* begin Provided entries *

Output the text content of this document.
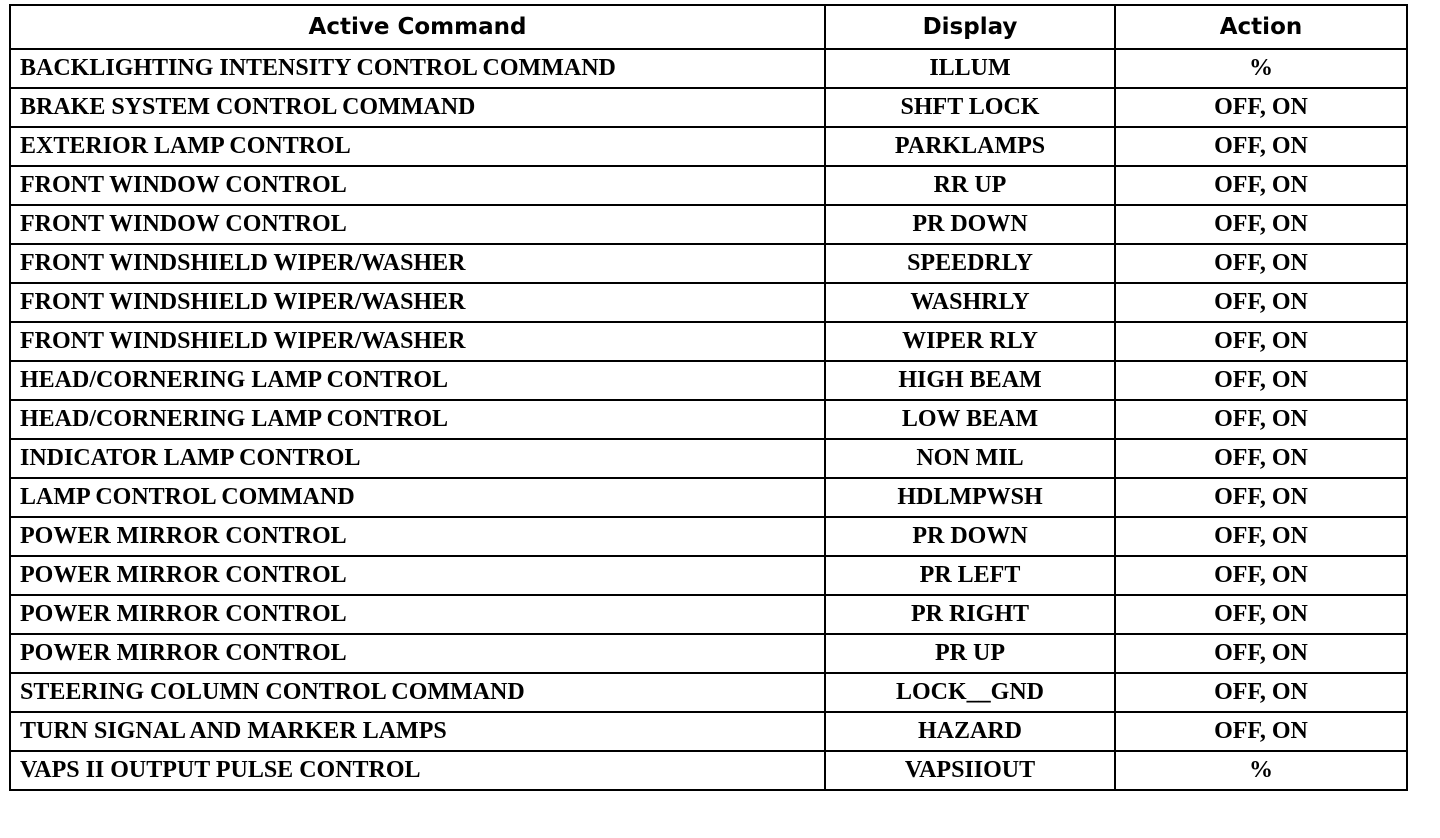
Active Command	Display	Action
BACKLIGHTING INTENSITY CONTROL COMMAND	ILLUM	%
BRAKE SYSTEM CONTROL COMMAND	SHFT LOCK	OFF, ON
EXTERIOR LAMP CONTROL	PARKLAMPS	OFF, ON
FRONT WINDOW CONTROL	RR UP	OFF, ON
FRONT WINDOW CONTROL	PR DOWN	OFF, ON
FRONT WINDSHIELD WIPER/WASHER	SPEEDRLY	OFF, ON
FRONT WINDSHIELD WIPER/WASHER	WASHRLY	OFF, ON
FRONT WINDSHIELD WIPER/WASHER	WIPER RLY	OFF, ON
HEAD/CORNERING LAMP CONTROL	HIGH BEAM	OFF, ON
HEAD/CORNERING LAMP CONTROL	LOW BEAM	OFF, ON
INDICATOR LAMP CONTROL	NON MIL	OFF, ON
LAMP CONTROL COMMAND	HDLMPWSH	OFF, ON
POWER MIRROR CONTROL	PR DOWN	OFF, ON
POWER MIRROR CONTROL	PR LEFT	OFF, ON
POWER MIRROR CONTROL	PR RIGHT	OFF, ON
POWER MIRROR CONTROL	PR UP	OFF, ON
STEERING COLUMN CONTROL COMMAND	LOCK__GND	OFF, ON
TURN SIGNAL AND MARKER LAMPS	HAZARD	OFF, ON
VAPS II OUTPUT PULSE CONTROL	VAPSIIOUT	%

* end Provided entries *
* begin Provided entries *

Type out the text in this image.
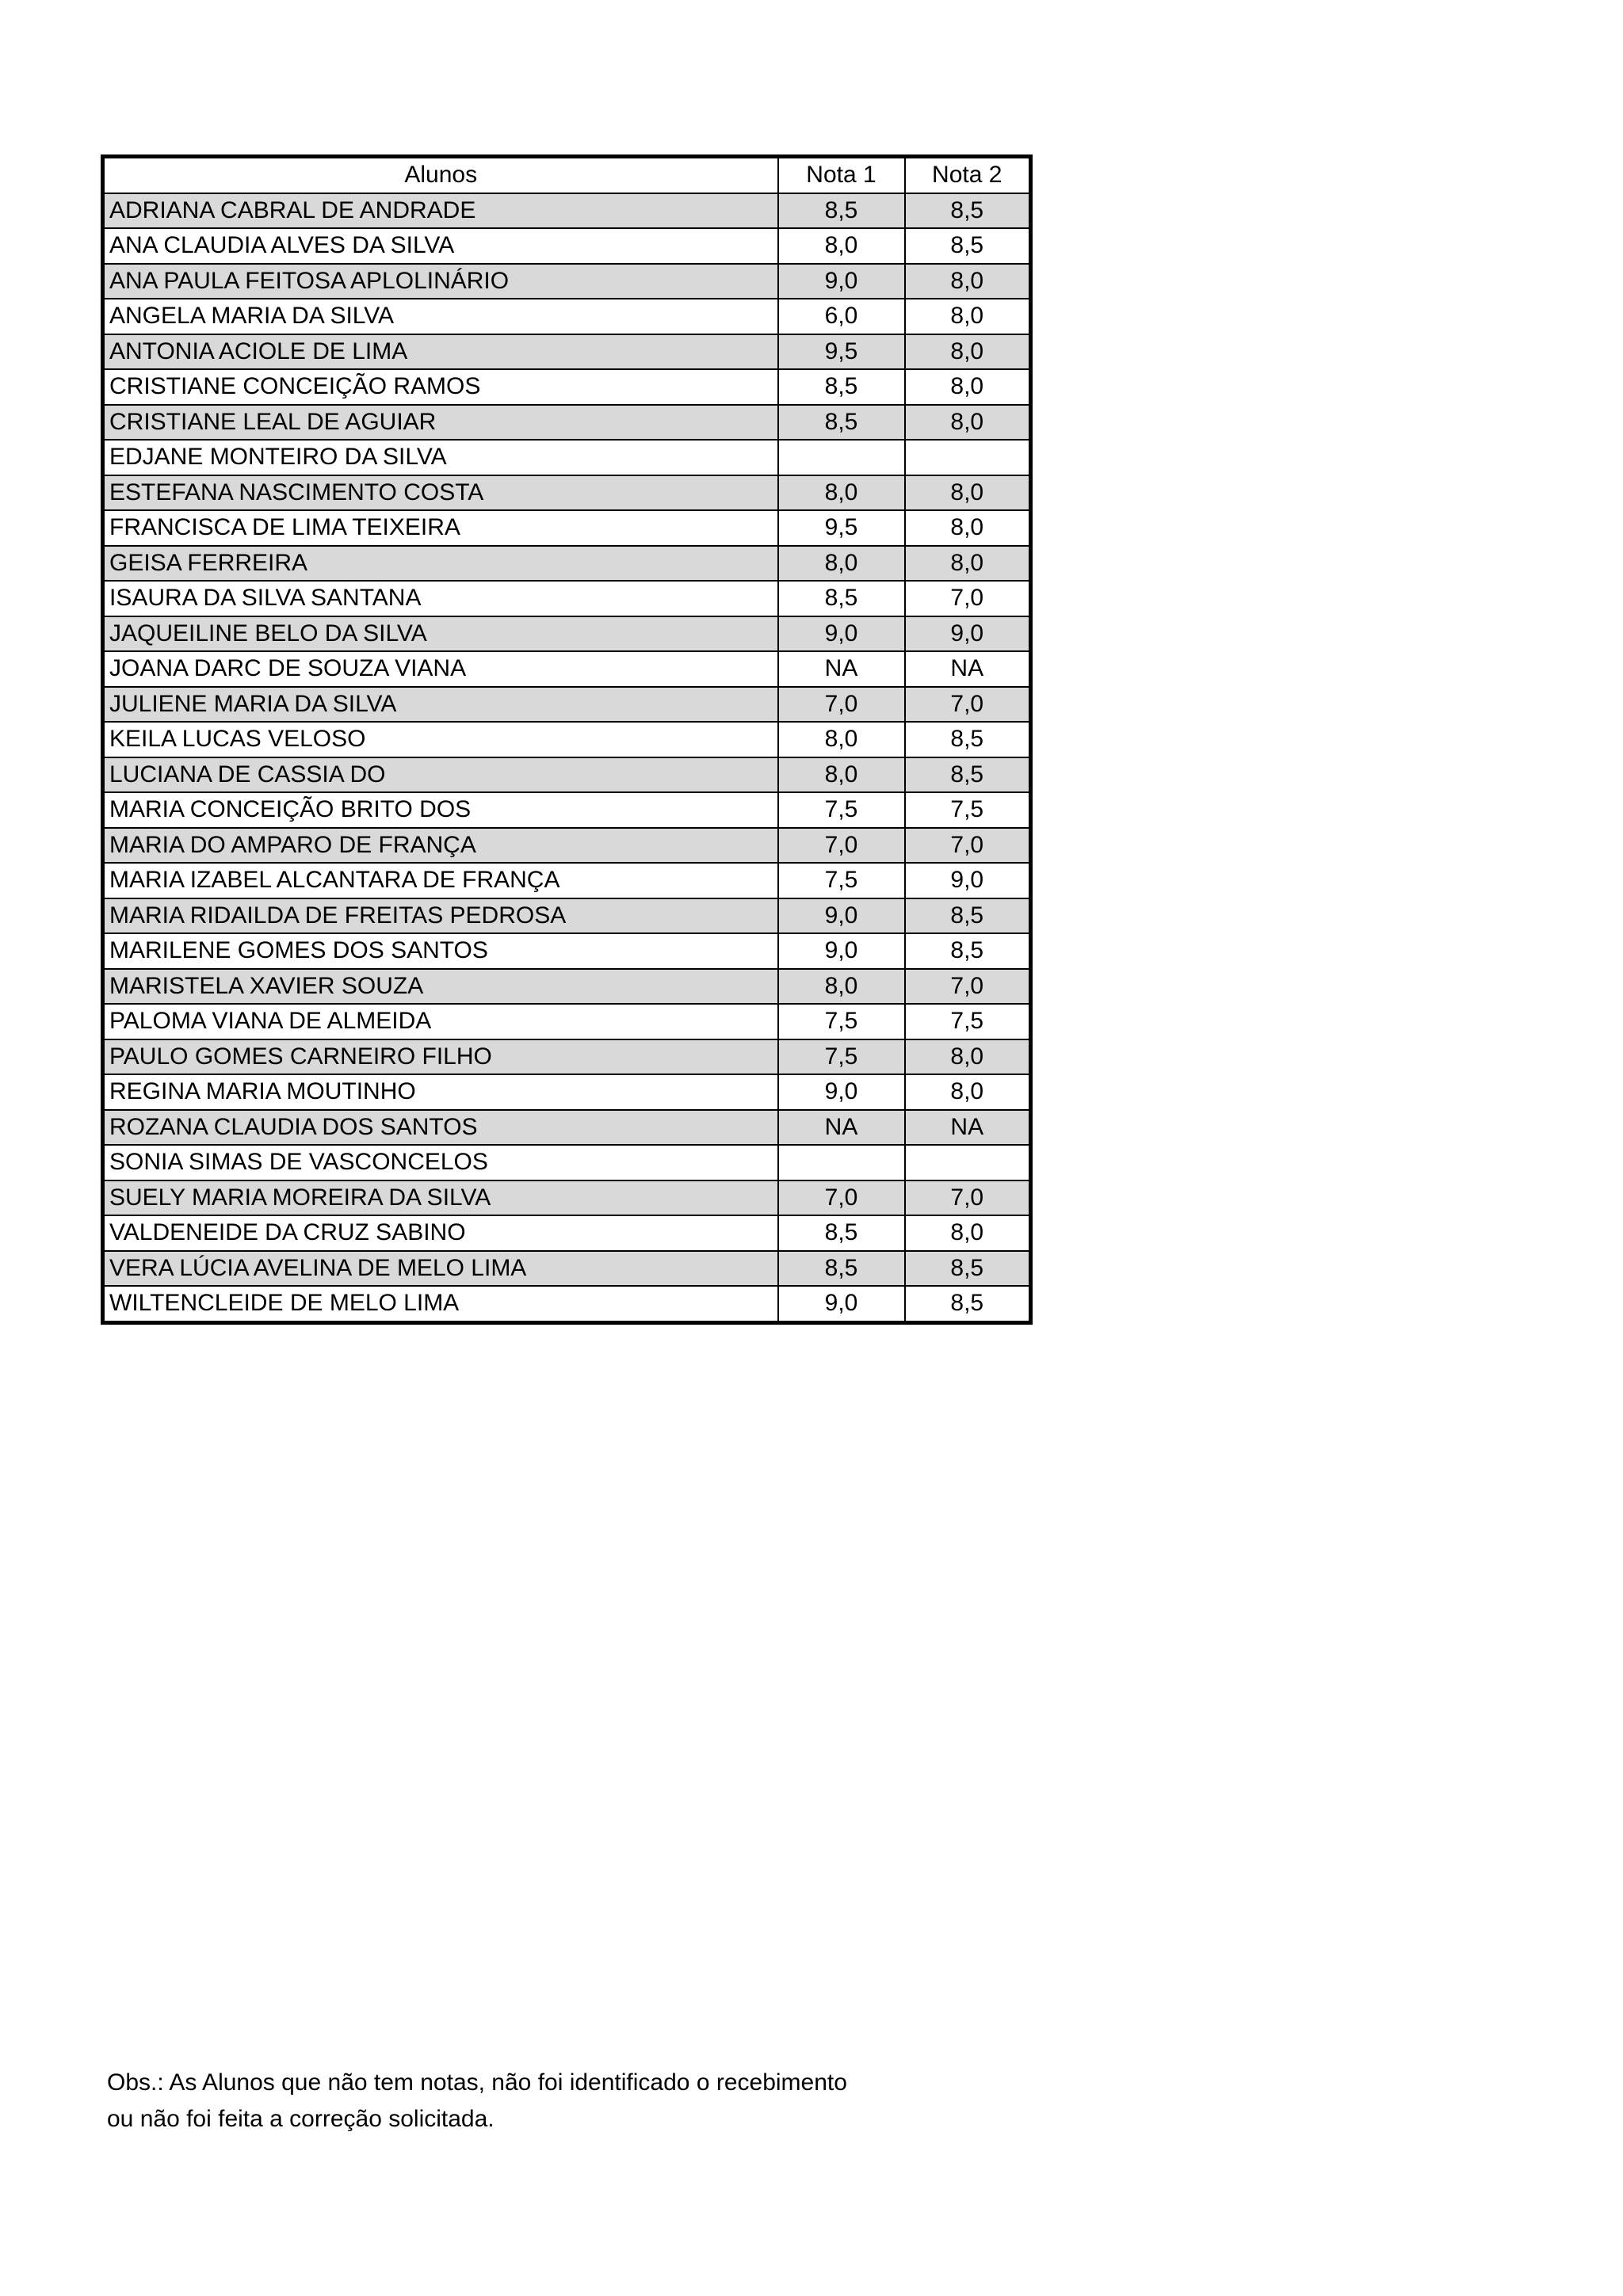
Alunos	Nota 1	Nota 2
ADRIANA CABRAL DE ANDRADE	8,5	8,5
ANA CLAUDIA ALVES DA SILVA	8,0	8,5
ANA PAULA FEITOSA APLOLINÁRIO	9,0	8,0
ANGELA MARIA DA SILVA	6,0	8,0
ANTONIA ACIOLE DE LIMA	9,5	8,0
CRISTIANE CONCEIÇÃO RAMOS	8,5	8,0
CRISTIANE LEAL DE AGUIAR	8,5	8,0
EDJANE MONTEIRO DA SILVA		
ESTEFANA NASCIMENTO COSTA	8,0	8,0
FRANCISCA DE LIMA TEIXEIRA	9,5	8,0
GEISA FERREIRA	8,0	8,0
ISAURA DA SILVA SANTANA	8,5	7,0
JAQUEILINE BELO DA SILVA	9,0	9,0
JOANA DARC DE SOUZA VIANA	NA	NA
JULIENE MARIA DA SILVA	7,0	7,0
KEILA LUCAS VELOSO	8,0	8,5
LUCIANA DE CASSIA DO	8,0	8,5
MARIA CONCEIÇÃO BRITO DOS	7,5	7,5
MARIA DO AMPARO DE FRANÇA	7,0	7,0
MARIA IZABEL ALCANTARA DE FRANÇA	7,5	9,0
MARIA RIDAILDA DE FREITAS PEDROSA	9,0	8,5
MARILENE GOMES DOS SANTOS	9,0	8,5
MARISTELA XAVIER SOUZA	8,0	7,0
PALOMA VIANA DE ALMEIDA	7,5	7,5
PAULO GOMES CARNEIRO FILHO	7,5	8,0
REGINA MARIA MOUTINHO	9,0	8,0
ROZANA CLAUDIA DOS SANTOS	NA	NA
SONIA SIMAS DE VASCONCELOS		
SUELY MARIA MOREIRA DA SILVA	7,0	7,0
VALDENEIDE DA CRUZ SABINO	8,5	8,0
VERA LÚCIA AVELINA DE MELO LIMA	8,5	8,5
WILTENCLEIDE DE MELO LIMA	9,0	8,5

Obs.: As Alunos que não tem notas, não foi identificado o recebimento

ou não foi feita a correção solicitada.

* end Provided entries *
* begin Provided entries *

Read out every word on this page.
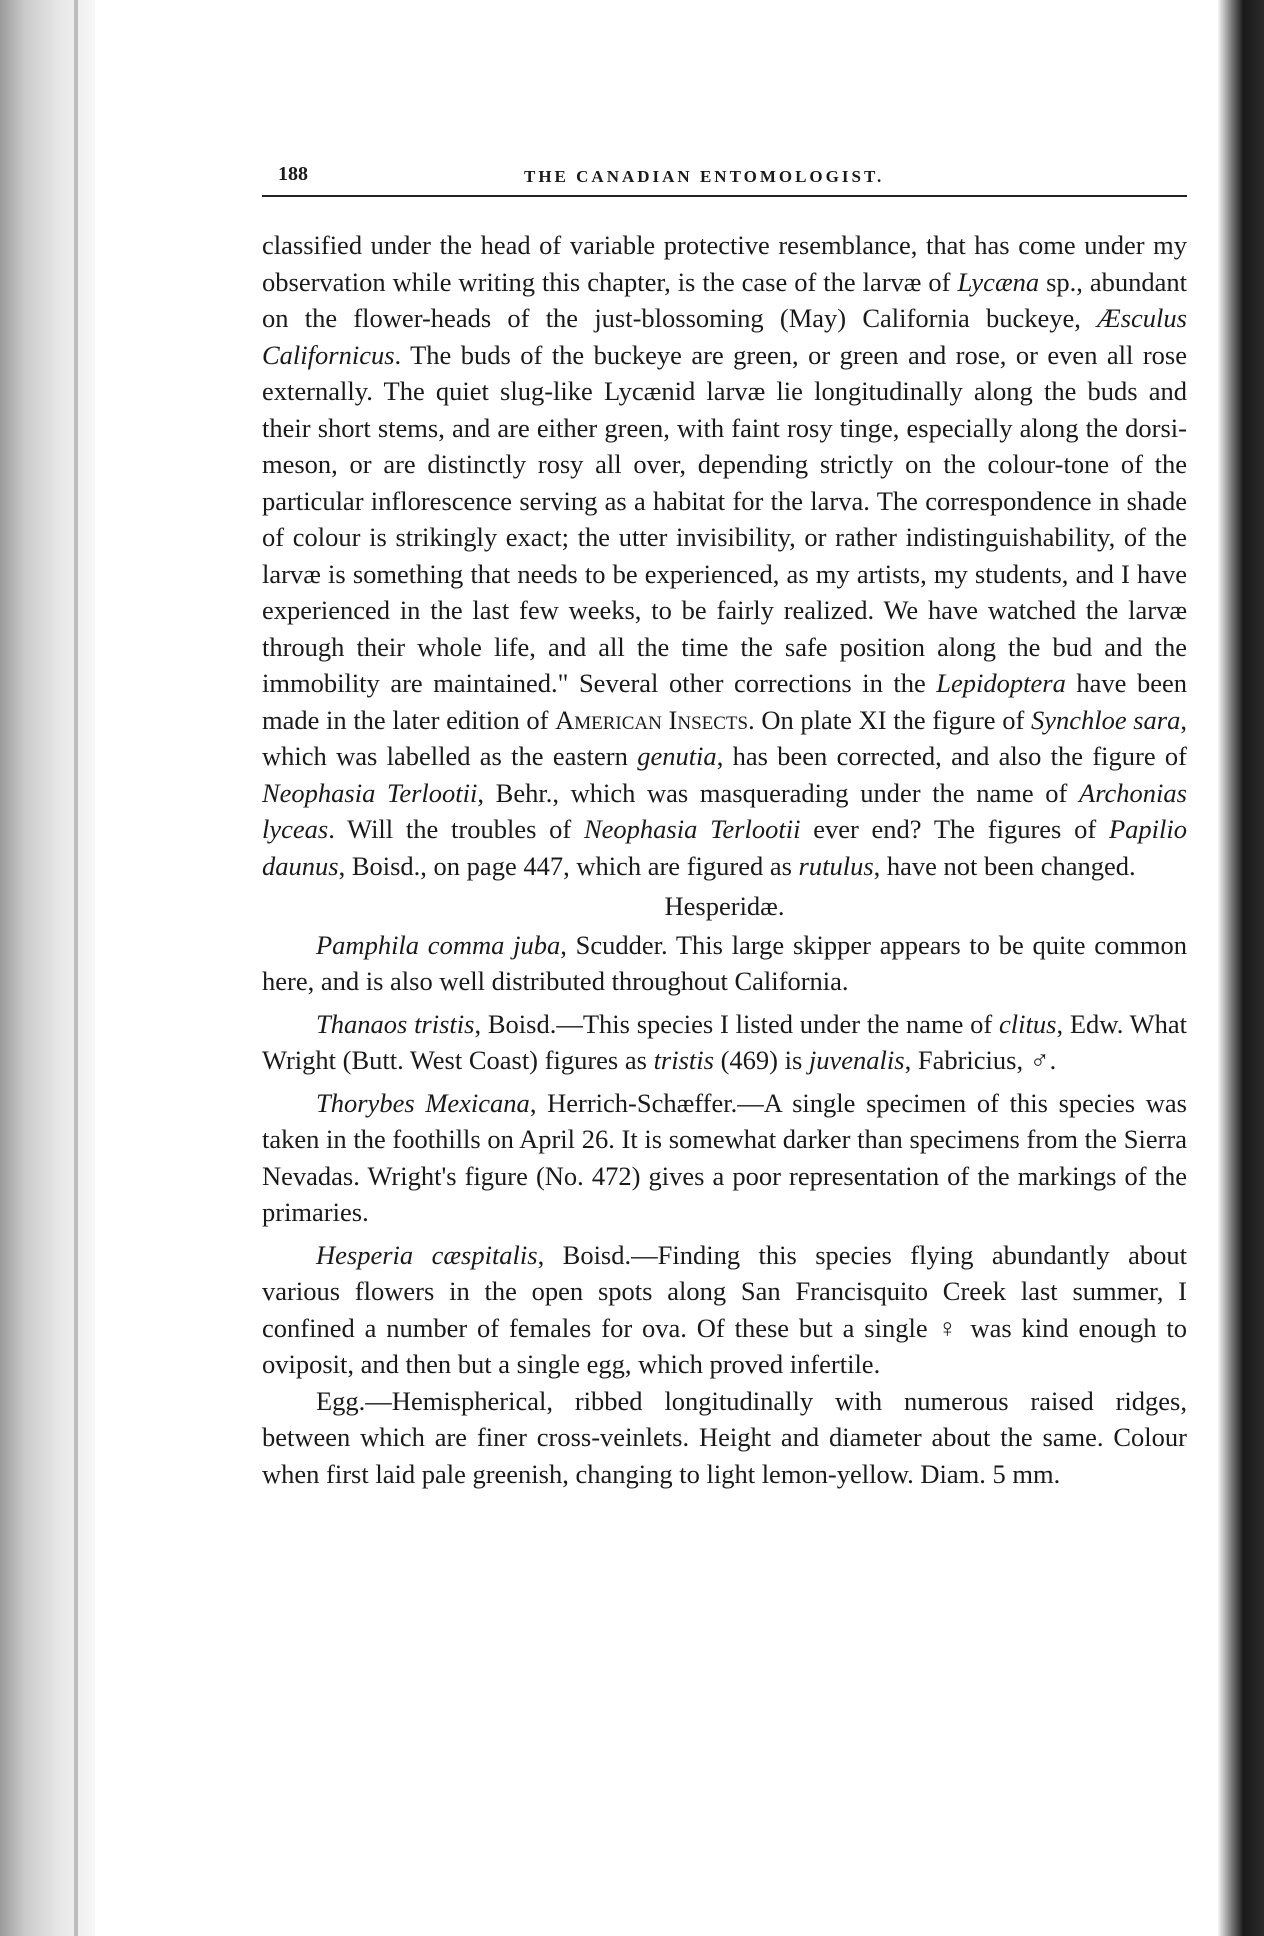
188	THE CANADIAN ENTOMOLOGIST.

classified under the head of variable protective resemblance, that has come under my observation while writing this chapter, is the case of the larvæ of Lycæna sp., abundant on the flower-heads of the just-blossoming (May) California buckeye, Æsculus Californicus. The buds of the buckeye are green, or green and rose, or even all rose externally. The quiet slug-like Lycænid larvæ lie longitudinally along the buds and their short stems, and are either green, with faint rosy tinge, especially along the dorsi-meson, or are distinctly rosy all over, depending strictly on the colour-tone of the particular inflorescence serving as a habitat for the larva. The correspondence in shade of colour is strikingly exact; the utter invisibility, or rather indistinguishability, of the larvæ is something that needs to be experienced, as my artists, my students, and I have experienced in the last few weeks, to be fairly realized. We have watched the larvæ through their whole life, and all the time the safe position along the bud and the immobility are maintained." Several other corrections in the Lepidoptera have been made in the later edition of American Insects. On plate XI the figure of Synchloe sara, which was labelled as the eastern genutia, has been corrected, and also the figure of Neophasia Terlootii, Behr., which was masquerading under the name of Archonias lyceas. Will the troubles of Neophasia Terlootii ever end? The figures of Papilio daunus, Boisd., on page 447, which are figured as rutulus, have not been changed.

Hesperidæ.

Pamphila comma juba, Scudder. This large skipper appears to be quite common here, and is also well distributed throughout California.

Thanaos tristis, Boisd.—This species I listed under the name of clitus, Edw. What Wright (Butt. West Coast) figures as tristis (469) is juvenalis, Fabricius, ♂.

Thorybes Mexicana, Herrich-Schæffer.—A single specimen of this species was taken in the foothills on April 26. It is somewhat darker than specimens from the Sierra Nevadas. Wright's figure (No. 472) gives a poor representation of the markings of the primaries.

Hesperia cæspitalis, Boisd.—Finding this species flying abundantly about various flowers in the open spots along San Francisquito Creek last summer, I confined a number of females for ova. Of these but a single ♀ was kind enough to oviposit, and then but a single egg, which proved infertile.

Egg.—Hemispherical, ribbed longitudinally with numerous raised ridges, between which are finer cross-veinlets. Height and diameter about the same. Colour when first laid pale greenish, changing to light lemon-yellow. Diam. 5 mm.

* end Provided entries *

Task to complete: Search the entries for the string "CORNERING" and collect each line that has it.

Task response:
HEAD/CORNERING LAMP CONTROL	HIGH BEAM	OFF, ON
HEAD/CORNERING LAMP CONTROL	LOW BEAM	OFF, ON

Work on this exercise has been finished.